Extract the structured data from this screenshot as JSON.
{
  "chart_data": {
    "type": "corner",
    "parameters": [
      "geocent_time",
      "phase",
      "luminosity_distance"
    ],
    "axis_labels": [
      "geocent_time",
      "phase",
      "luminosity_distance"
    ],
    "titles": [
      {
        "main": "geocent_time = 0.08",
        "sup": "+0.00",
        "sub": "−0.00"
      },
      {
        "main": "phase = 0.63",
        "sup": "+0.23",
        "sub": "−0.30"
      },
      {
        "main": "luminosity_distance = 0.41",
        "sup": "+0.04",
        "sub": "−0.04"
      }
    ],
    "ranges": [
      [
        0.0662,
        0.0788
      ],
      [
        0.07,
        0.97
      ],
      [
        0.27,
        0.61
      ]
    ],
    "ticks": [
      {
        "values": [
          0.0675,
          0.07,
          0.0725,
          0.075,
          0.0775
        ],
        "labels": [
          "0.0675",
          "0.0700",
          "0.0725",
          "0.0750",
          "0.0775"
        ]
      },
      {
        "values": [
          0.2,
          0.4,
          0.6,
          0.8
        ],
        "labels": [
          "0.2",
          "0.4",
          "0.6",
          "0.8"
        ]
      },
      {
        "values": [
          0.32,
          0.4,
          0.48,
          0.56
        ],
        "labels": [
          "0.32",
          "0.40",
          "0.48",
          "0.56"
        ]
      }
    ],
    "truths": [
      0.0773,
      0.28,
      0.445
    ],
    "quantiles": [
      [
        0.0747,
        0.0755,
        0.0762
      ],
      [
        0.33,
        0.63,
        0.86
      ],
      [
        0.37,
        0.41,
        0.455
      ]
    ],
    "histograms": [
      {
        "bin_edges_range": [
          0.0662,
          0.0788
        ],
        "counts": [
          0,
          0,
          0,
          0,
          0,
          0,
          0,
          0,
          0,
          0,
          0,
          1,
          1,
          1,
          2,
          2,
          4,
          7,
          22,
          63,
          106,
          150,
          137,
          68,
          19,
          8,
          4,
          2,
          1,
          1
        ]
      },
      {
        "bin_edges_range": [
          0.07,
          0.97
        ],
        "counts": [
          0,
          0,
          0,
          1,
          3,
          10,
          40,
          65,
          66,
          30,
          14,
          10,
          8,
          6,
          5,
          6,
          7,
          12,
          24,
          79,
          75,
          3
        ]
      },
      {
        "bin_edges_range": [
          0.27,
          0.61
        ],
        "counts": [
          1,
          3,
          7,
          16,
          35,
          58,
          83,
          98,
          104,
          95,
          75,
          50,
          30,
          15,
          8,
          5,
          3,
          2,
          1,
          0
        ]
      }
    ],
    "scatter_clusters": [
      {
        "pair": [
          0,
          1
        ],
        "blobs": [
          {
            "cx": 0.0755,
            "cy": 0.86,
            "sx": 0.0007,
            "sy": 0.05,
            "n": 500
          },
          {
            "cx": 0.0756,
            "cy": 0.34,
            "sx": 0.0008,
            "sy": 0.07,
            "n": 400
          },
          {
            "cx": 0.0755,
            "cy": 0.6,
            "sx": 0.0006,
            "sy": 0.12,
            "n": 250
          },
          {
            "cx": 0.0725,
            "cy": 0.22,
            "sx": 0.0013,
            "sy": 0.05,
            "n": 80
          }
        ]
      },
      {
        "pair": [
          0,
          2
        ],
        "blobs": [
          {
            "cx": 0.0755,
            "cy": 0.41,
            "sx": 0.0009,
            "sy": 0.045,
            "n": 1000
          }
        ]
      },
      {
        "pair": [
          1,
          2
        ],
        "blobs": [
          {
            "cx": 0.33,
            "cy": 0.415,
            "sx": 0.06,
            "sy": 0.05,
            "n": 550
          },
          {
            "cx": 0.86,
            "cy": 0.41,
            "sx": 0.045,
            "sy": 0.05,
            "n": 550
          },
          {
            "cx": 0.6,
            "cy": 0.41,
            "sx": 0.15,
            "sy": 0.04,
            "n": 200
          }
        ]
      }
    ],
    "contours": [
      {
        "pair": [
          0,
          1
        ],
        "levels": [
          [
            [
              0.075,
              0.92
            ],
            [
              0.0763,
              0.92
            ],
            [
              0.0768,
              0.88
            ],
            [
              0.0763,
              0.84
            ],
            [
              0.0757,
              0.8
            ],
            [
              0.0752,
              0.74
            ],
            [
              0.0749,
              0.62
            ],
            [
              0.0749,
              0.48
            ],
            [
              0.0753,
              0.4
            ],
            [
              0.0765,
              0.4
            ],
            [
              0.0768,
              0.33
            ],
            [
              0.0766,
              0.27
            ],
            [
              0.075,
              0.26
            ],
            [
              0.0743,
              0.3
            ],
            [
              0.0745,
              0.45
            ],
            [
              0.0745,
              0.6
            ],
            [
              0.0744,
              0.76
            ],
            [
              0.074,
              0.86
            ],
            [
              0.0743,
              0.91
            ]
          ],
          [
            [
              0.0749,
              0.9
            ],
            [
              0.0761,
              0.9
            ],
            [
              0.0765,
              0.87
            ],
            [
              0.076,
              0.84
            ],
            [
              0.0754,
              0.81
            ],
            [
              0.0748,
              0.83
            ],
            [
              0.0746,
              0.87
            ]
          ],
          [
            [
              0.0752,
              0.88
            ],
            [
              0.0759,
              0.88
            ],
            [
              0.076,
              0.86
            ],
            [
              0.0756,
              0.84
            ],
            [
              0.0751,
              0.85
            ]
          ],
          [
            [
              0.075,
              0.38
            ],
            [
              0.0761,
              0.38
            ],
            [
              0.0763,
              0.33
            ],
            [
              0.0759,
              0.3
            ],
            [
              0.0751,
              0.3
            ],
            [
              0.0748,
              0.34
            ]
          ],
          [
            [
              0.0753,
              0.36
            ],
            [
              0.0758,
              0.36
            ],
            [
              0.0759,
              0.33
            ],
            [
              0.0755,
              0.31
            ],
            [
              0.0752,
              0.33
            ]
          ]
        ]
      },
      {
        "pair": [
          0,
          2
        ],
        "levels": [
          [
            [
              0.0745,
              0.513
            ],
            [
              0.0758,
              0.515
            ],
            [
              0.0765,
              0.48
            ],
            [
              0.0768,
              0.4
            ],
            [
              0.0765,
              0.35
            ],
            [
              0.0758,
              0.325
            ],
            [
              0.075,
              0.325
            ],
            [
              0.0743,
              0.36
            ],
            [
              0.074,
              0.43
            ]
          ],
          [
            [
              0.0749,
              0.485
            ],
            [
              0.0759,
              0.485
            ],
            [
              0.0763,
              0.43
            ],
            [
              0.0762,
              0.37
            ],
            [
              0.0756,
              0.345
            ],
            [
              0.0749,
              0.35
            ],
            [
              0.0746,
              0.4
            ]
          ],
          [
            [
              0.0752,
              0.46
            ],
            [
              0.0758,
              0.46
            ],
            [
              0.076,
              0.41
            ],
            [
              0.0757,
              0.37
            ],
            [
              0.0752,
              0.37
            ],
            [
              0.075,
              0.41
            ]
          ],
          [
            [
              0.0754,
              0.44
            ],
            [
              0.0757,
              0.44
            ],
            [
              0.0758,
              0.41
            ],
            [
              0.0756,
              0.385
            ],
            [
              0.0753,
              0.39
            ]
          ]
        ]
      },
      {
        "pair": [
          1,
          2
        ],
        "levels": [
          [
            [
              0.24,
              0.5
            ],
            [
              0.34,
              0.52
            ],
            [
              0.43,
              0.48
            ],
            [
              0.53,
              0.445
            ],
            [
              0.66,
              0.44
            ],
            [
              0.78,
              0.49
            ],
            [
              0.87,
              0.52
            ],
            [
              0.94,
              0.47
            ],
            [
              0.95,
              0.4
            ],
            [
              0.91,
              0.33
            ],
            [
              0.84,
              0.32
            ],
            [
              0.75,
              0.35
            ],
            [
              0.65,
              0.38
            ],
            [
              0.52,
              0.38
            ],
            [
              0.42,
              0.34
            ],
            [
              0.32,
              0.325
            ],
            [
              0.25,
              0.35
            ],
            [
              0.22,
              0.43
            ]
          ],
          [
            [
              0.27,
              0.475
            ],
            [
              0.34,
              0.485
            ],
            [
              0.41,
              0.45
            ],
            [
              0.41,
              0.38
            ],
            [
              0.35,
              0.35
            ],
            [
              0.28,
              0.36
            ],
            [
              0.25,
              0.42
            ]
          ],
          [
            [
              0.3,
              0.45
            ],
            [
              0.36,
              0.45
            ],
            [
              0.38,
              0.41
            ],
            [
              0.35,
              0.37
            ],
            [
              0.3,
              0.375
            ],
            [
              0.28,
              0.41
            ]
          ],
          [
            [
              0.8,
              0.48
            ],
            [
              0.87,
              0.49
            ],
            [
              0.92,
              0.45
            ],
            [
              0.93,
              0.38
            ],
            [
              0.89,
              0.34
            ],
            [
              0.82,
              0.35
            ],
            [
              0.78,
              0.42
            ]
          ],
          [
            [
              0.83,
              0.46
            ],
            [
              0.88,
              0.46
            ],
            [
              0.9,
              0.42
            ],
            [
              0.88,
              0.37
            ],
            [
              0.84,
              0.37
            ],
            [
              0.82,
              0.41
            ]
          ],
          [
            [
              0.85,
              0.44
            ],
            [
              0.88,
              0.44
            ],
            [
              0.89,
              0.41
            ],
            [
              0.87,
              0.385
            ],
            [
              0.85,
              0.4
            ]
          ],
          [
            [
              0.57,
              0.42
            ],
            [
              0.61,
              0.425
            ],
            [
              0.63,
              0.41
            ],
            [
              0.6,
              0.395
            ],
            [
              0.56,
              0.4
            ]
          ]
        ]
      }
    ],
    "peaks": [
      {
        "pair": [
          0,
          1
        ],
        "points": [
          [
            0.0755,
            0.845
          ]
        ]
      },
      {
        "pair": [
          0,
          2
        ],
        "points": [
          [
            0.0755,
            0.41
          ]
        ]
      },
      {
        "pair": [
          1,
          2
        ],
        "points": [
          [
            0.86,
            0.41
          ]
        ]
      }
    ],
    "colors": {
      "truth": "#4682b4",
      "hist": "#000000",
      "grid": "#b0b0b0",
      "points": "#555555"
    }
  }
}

What the task requires: Filter the listing above by the word "main"; copy each line that passes.

Task solution:
        "main": "geocent_time = 0.08",
        "main": "phase = 0.63",
        "main": "luminosity_distance = 0.41",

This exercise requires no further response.